Excerpt from a dataset

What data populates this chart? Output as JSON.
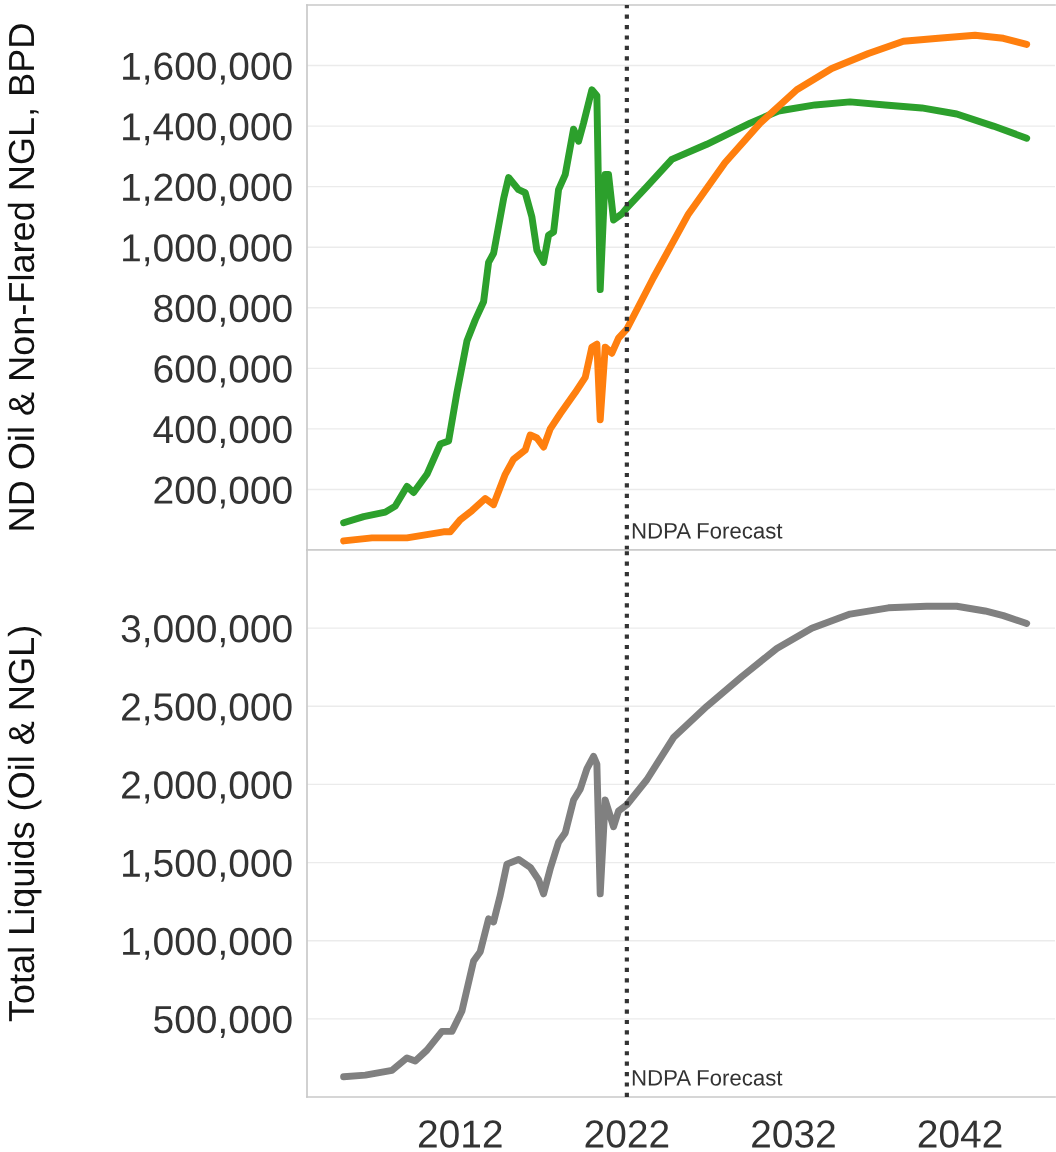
{
  "chart_data": [
    {
      "type": "line",
      "ylabel": "ND Oil & Non-Flared NGL, BPD",
      "xlim": [
        2002.8,
        2047.7
      ],
      "ylim": [
        0,
        1800000
      ],
      "yticks": [
        {
          "value": 200000,
          "label": "200,000"
        },
        {
          "value": 400000,
          "label": "400,000"
        },
        {
          "value": 600000,
          "label": "600,000"
        },
        {
          "value": 800000,
          "label": "800,000"
        },
        {
          "value": 1000000,
          "label": "1,000,000"
        },
        {
          "value": 1200000,
          "label": "1,200,000"
        },
        {
          "value": 1400000,
          "label": "1,400,000"
        },
        {
          "value": 1600000,
          "label": "1,600,000"
        }
      ],
      "grid": "y",
      "tick_labels": "y",
      "ref_lines": [
        {
          "axis": "x",
          "value": 2022,
          "label": "NDPA Forecast",
          "color": "#333333",
          "line_style": "dotted"
        }
      ],
      "series": [
        {
          "color": "#2ca02c",
          "x": [
            2005.0,
            2006.2,
            2007.5,
            2008.1,
            2008.8,
            2009.2,
            2010.0,
            2010.8,
            2011.3,
            2011.8,
            2012.4,
            2012.9,
            2013.4,
            2013.7,
            2014.0,
            2014.6,
            2014.9,
            2015.5,
            2015.9,
            2016.3,
            2016.6,
            2017.0,
            2017.3,
            2017.6,
            2017.9,
            2018.3,
            2018.8,
            2019.1,
            2019.4,
            2019.9,
            2020.2,
            2020.4,
            2020.7,
            2020.9,
            2021.2,
            2021.7,
            2022.0,
            2023.2,
            2024.7,
            2026.8,
            2029.4,
            2031.1,
            2033.3,
            2035.4,
            2037.5,
            2039.7,
            2041.8,
            2044.0,
            2046.0
          ],
          "values": [
            90000,
            110000,
            125000,
            145000,
            210000,
            190000,
            250000,
            350000,
            360000,
            520000,
            690000,
            760000,
            820000,
            950000,
            980000,
            1160000,
            1230000,
            1190000,
            1180000,
            1100000,
            990000,
            950000,
            1040000,
            1050000,
            1190000,
            1240000,
            1390000,
            1350000,
            1410000,
            1520000,
            1500000,
            860000,
            1240000,
            1240000,
            1090000,
            1110000,
            1130000,
            1200000,
            1290000,
            1340000,
            1410000,
            1450000,
            1470000,
            1480000,
            1470000,
            1460000,
            1440000,
            1400000,
            1360000
          ]
        },
        {
          "color": "#ff7f0e",
          "x": [
            2005.0,
            2006.7,
            2008.8,
            2011.0,
            2011.4,
            2012.0,
            2012.7,
            2013.5,
            2014.0,
            2014.7,
            2015.2,
            2015.9,
            2016.2,
            2016.6,
            2017.0,
            2017.4,
            2018.0,
            2018.9,
            2019.5,
            2019.9,
            2020.2,
            2020.4,
            2020.7,
            2021.1,
            2021.5,
            2022.0,
            2023.6,
            2025.7,
            2027.9,
            2030.0,
            2032.2,
            2034.3,
            2036.5,
            2038.6,
            2040.7,
            2042.9,
            2044.6,
            2046.0
          ],
          "values": [
            30000,
            40000,
            40000,
            60000,
            60000,
            100000,
            130000,
            170000,
            150000,
            250000,
            300000,
            330000,
            380000,
            370000,
            340000,
            400000,
            450000,
            520000,
            570000,
            670000,
            680000,
            430000,
            670000,
            650000,
            700000,
            730000,
            900000,
            1110000,
            1280000,
            1410000,
            1520000,
            1590000,
            1640000,
            1680000,
            1690000,
            1700000,
            1690000,
            1670000
          ]
        }
      ]
    },
    {
      "type": "line",
      "ylabel": "Total Liquids (Oil & NGL)",
      "xlim": [
        2002.8,
        2047.7
      ],
      "xticks": [
        2012,
        2022,
        2032,
        2042
      ],
      "ylim": [
        0,
        3500000
      ],
      "yticks": [
        {
          "value": 500000,
          "label": "500,000"
        },
        {
          "value": 1000000,
          "label": "1,000,000"
        },
        {
          "value": 1500000,
          "label": "1,500,000"
        },
        {
          "value": 2000000,
          "label": "2,000,000"
        },
        {
          "value": 2500000,
          "label": "2,500,000"
        },
        {
          "value": 3000000,
          "label": "3,000,000"
        }
      ],
      "grid": "y",
      "ref_lines": [
        {
          "axis": "x",
          "value": 2022,
          "label": "NDPA Forecast",
          "color": "#333333",
          "line_style": "dotted"
        }
      ],
      "series": [
        {
          "color": "#808080",
          "x": [
            2005.0,
            2006.3,
            2007.9,
            2008.8,
            2009.3,
            2010.0,
            2010.9,
            2011.5,
            2012.1,
            2012.8,
            2013.2,
            2013.7,
            2014.0,
            2014.4,
            2014.8,
            2015.5,
            2016.2,
            2016.7,
            2017.0,
            2017.4,
            2017.9,
            2018.3,
            2018.8,
            2019.2,
            2019.6,
            2020.0,
            2020.2,
            2020.4,
            2020.7,
            2021.2,
            2021.5,
            2022.0,
            2023.2,
            2024.8,
            2026.8,
            2028.9,
            2031.0,
            2033.1,
            2035.4,
            2037.7,
            2040.0,
            2041.8,
            2043.5,
            2044.6,
            2046.0
          ],
          "values": [
            130000,
            140000,
            170000,
            250000,
            230000,
            300000,
            420000,
            420000,
            550000,
            870000,
            930000,
            1140000,
            1120000,
            1290000,
            1490000,
            1520000,
            1470000,
            1390000,
            1300000,
            1460000,
            1630000,
            1690000,
            1900000,
            1970000,
            2100000,
            2180000,
            2130000,
            1300000,
            1900000,
            1730000,
            1830000,
            1870000,
            2030000,
            2300000,
            2500000,
            2690000,
            2870000,
            3000000,
            3090000,
            3130000,
            3140000,
            3140000,
            3110000,
            3080000,
            3030000
          ]
        }
      ]
    }
  ]
}
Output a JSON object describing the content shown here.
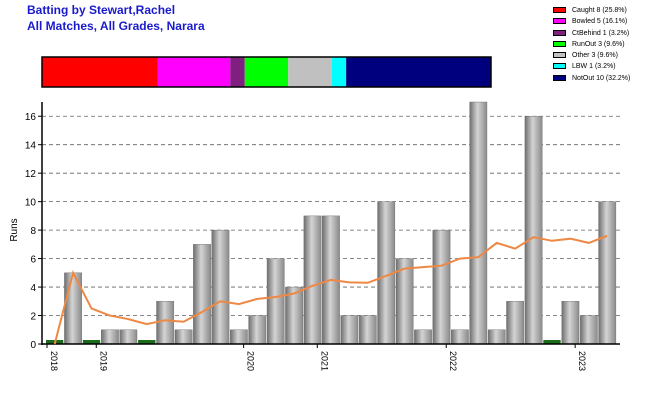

**DIRECTIONS FOR THIS TASK:**
Copy out every line of the data that includes "ylabel".

**COMPLETE ANSWER:**
      "ylabel": "ND Oil & Non-Flared NGL, BPD",
      "ylabel": "Total Liquids (Oil & NGL)",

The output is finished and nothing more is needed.